I’ve been deep-diving during the past few months on Quality. Specifically on how we can accelerate the SDLC through means of QA. It’s not news, quality, velocity, and costs balance each other; however, with the revolution of LLMs, cost has become less about the financial burden and more about the focus one. And this is something difficult to grasp for most of us.
In this new landscape, I started making a key distinction when talking about tasks, and quality is no exception. For this article, I would call that distinction Accidental vs. Essential QA (yes, I love Frederick Brooks’ ‘No Silver Bullet’).
Accidental QA should be delegated
Accidental QA is the realm of crash-finding, negative testing, and safety rails. Accidental QA has been fading away for a while; it is where your agent swarms can have fun, and potentially you could go deeper with more deterministic approaches.
Automated exploration & fuzzing.
Meta’s Sapienz runs tens of thousands of UI-level tests daily, surfacing actionable failures fast—proof that random exploration at scale can find real issues before users do. Antithesis is a good example of a continuous reliability platform that autonomously searches for problems in your software within a simulated environment, ideal for server side applications. [5]Static analysis & policy gates
To catch dependency, security, and style regressions automatically—prerequisites that DORA finds correlate with stronger delivery and organizational performance when paired with solid CI/CD. [1]LLM-assisted test coding (not generation).
LLMs are fairly good at generating simple unit tests to check a well-defined set of inputs, if those inputs were defined by you, or if they are instructed to try a large enough set of input/output pairs. However, this is a sore point. Autonomy in these systems has shown that naïve generators bless buggy behavior because their oracles are designed to pass; that means early design choices prevent them from finding real bugs. [6]
So yeah, the light "random walk + guardrails" check, performed by your smoke test layer, or a lazy jr QA intern could be fairly replaceable. We’ve known for a while that CPUs are good at "Try a lot, fail fast, report (somewhat) clearly." If you haven’t, you should automate this aggressively to reduce your change failure rate without burning human cycles…
Waiting for QA should never happen again, but it’s not the actual strategic bottleneck.
Essential QA is your moat
During my early days in the industry, I dreaded when my CEO, VP, director, Staff PM, etc, would try my functionality. Everything worked, everything looked ok, I would argue I would even have done what they told me to do… but it was obviously at fault, because the photo tile was too small, they couldn’t share that document with two different sets of friends without making copies, or any other arbitrary distinction. I did learn fast that it was that eye that made them who they were in the organization, the visionaries.
This is no different with AI code generation.
Birgitta Böckeler’s recent experiment on autonomous AI code generation consistently achieved "well-tested" code [i.e., great Accidental QA with high coverage, unit/integration/E2E suites]; yet the actual functionality diverged from the intent as complexity grew (the examples were fairly small). They also noted E2E suites "can’t cover all test cases" and that gaps in requirements led the AI to filling in assumptions.

------------------------

Activity A — Copy the passage of the QA article from "Birgitta Böckeler’s recent" up to and including "filling in assumptions.".
Activity B — Which job titles does the QA article list for the people whose trying of the author's functionality the author dreaded in the early days?
Activity C —
Answer these questions from the QA article:
(i) Whose essay inspired the author's Accidental vs. Essential QA distinction?
(ii) For which kind of applications is Antithesis called ideal?
(iii) According to Birgitta Böckeler's experiment, what can E2E suites not do?
Base your answers on the QA article alone.

(Stored data entries)
------------------------

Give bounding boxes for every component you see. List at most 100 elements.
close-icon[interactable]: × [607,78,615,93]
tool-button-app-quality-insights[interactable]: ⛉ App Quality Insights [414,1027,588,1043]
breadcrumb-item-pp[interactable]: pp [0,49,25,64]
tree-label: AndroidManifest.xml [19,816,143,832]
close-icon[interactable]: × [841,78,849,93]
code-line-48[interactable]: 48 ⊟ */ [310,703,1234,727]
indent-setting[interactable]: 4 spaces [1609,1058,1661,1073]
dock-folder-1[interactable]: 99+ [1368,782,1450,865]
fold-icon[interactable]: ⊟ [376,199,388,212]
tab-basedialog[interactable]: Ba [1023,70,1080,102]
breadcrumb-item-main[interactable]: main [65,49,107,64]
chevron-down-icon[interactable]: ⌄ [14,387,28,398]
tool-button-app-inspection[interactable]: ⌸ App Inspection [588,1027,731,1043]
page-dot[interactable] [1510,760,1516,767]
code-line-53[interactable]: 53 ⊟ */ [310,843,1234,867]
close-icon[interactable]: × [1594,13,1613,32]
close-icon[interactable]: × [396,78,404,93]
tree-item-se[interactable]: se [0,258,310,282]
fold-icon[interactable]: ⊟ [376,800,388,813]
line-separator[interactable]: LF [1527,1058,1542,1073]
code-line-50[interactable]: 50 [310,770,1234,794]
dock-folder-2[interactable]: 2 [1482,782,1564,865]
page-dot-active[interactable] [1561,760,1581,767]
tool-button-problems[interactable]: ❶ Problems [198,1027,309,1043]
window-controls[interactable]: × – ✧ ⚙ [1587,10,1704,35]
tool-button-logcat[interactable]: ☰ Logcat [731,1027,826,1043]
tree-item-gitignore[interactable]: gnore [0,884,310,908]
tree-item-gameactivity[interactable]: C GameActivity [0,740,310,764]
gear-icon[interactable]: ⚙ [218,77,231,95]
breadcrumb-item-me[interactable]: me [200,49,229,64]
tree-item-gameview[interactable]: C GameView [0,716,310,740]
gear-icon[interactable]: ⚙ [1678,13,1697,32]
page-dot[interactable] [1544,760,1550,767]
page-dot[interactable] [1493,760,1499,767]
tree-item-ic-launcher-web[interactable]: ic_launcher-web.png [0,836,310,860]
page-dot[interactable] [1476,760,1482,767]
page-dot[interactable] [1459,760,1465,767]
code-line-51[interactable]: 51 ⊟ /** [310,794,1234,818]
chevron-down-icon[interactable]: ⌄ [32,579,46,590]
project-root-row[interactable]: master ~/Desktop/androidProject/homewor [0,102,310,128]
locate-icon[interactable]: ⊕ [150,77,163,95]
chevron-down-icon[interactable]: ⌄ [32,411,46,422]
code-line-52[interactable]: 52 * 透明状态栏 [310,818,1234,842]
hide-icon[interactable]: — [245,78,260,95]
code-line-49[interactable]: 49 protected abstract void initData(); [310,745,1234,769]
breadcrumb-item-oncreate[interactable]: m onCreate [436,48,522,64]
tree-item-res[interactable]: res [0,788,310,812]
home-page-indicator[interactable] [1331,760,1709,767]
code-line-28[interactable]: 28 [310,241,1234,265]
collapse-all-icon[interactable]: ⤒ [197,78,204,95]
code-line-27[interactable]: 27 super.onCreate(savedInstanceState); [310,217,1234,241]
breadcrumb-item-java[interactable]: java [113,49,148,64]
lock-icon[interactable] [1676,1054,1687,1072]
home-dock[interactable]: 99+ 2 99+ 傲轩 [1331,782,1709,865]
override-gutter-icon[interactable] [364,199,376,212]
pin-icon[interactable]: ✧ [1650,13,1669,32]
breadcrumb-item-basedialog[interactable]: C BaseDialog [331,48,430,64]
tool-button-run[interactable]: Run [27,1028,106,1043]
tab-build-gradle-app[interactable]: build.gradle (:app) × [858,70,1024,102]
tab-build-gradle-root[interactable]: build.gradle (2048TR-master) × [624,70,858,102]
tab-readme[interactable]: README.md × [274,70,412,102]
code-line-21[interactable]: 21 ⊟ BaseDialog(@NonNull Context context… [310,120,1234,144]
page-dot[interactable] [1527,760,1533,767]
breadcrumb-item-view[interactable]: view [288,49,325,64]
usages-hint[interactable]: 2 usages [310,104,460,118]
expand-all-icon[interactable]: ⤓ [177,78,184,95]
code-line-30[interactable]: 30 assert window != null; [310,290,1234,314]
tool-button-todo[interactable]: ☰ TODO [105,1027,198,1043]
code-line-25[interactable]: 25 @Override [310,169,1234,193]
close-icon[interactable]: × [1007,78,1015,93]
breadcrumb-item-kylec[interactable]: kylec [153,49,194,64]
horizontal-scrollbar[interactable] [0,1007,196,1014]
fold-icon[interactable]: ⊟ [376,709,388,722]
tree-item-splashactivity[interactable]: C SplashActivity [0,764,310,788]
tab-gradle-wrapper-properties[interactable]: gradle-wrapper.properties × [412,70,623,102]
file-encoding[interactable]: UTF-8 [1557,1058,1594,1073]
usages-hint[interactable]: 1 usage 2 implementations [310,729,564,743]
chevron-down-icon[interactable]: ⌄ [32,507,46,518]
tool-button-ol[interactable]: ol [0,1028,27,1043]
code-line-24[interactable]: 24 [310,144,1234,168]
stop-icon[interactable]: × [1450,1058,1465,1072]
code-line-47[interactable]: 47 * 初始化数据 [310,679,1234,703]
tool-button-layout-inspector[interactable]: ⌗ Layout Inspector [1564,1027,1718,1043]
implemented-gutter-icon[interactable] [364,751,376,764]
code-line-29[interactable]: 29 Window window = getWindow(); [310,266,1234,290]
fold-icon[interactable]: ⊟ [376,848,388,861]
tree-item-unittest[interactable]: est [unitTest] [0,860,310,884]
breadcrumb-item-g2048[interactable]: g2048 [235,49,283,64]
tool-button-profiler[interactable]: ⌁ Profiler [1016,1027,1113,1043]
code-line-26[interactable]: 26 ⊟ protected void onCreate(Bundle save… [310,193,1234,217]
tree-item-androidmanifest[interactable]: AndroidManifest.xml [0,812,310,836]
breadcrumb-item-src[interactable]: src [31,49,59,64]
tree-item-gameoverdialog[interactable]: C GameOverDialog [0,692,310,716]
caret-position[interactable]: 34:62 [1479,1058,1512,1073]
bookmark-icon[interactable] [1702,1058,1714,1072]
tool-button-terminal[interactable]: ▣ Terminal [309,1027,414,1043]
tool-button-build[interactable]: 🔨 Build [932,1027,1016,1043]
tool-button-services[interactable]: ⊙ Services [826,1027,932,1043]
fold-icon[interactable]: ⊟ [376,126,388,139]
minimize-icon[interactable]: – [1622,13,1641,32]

------------------------

Written reply A —
Birgitta Böckeler’s recent experiment on autonomous AI code generation consistently achieved "well-tested" code [i.e., great Accidental QA with high coverage, unit/integration/E2E suites]; yet the actual functionality diverged from the intent as complexity grew (the examples were fairly small). They also noted E2E suites "can’t cover all test cases" and that gaps in requirements led the AI to filling in assumptions.

Written reply B — CEO, VP, director, Staff PM

Written reply C —
(i) Frederick Brooks' 'No Silver Bullet'
(ii) Server side applications
(iii) Cover all test cases